**Challenge**
Identify and copy all lines of the material where the string "quinta" is found.

==========

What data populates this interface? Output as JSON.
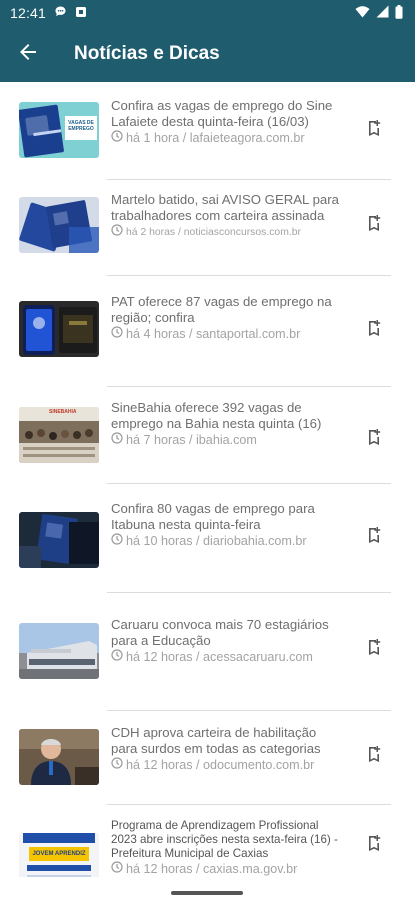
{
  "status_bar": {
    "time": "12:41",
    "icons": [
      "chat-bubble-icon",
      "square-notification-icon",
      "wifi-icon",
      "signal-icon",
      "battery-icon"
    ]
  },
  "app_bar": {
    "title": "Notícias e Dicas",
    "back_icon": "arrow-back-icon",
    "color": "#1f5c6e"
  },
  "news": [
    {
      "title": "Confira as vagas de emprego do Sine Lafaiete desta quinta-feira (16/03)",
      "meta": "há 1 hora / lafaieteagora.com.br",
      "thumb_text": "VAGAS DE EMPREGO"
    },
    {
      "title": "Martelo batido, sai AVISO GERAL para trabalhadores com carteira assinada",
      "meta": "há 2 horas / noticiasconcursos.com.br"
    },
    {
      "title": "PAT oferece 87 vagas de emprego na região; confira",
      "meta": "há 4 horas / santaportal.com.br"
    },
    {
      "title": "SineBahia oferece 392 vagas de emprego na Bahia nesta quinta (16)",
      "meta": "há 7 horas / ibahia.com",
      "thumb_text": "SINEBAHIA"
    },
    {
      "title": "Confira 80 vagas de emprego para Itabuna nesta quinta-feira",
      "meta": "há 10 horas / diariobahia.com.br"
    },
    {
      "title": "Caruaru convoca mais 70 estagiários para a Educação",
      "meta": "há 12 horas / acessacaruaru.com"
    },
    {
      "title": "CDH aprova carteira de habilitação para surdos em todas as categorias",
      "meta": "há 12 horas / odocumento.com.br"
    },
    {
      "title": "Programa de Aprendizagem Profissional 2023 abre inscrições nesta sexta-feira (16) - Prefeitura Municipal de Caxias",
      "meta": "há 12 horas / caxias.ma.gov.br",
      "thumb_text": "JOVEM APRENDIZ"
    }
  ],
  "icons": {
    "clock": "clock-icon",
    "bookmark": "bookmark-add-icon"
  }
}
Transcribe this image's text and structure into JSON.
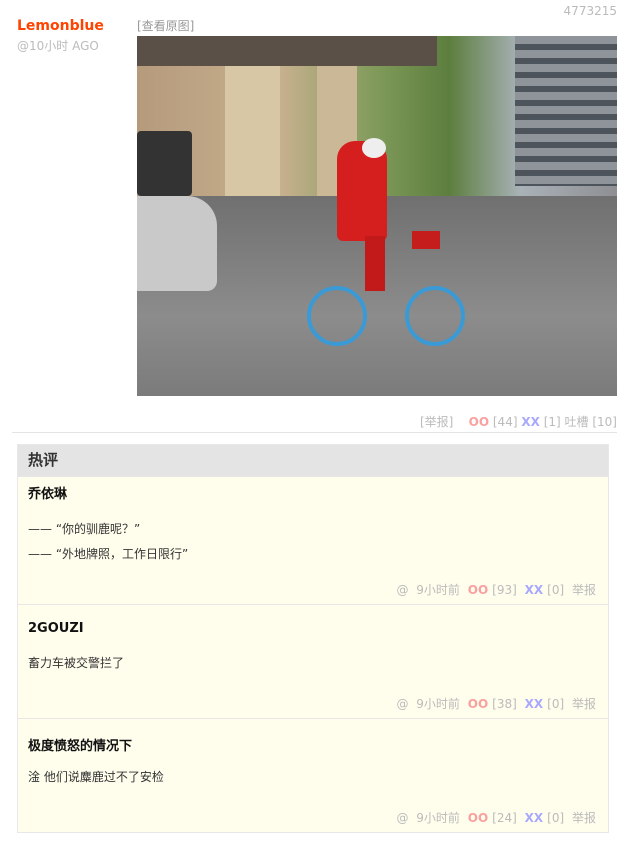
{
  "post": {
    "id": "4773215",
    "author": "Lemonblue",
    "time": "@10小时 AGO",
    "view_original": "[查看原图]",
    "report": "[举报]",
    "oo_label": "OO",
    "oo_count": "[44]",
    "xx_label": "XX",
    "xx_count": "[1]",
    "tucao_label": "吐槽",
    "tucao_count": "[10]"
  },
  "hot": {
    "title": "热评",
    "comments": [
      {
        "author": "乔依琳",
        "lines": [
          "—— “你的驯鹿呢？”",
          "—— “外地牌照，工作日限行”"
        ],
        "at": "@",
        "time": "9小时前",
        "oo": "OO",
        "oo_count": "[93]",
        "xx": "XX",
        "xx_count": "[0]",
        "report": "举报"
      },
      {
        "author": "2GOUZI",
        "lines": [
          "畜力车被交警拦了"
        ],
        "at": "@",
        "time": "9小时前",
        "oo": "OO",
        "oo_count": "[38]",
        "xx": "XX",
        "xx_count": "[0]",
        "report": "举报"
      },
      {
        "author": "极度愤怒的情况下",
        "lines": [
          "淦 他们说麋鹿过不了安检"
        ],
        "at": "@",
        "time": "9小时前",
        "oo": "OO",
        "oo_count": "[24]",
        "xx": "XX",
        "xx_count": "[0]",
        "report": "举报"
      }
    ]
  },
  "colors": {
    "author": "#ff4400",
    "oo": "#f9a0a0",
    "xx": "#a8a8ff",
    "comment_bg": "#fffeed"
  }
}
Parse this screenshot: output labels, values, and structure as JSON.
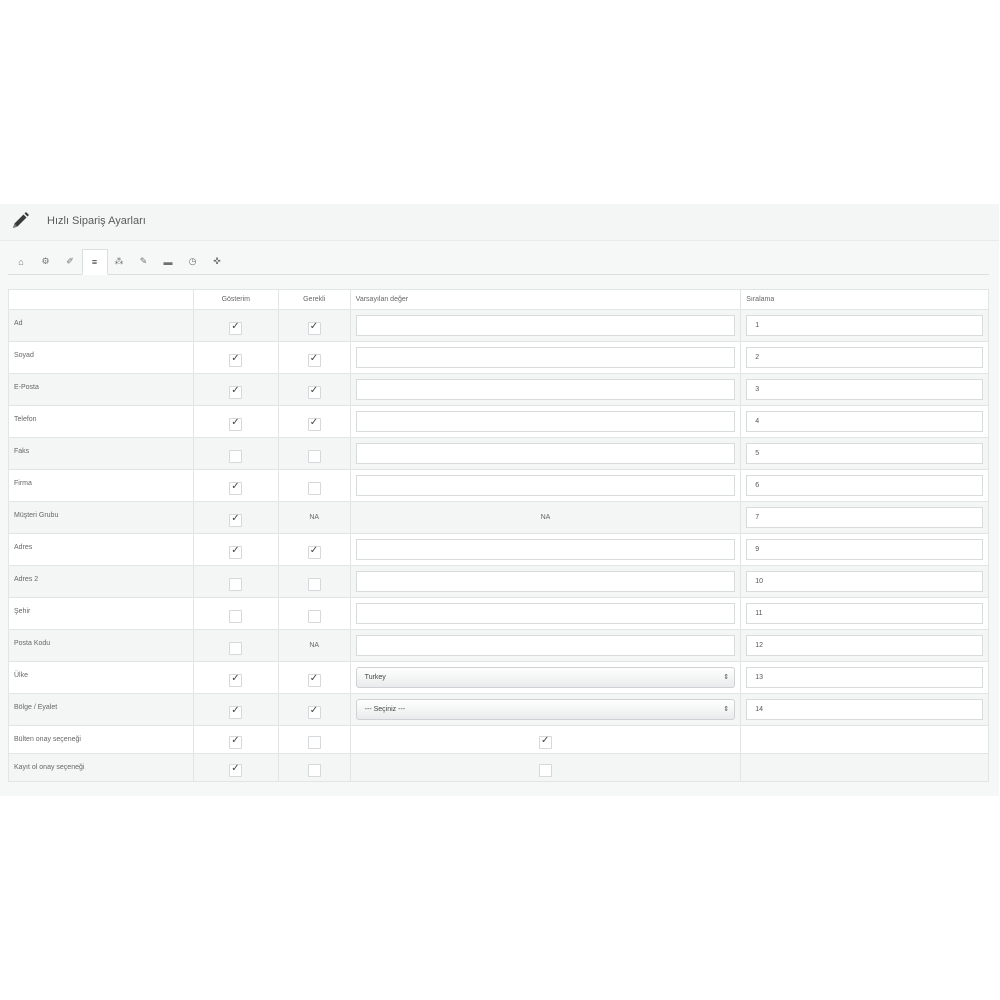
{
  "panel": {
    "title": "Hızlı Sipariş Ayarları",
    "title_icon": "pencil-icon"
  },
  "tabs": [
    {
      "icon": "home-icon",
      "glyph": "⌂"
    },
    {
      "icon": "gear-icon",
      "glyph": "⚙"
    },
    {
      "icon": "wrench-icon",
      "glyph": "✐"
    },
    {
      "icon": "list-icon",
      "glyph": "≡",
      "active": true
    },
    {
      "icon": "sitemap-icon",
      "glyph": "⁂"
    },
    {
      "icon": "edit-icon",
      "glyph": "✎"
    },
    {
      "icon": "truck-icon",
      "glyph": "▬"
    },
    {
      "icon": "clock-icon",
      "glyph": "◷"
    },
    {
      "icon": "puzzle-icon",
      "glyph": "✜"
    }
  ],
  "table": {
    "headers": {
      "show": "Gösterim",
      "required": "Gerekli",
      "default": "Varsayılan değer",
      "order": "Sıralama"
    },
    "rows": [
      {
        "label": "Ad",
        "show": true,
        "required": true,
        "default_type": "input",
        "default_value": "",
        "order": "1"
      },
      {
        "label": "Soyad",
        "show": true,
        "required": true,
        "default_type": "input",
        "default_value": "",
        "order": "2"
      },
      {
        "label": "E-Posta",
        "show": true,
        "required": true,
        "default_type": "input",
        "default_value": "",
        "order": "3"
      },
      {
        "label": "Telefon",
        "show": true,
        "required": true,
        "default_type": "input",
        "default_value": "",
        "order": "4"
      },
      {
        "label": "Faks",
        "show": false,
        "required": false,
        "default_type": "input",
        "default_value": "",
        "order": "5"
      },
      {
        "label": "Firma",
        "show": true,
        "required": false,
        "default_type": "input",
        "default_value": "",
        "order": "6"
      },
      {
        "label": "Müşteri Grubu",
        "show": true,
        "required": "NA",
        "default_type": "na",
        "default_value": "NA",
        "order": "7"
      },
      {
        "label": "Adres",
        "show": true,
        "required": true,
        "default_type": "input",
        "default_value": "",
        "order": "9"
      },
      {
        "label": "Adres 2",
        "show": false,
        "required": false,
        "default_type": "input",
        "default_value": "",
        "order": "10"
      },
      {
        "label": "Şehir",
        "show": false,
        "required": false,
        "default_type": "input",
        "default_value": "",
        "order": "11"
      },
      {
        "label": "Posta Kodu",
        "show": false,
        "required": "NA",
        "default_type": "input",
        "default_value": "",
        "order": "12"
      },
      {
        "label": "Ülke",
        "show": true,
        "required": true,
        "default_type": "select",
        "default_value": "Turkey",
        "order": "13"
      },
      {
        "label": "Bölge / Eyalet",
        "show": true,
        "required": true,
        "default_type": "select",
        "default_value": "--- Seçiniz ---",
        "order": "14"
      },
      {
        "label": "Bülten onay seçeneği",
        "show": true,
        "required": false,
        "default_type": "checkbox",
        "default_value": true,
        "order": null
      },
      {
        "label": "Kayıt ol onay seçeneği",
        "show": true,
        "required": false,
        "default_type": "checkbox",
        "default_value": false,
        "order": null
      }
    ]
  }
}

==========

**Task output**
      "title": "Confira as vagas de emprego do Sine Lafaiete desta quinta-feira (16/03)",
      "title": "SineBahia oferece 392 vagas de emprego na Bahia nesta quinta (16)",
      "title": "Confira 80 vagas de emprego para Itabuna nesta quinta-feira",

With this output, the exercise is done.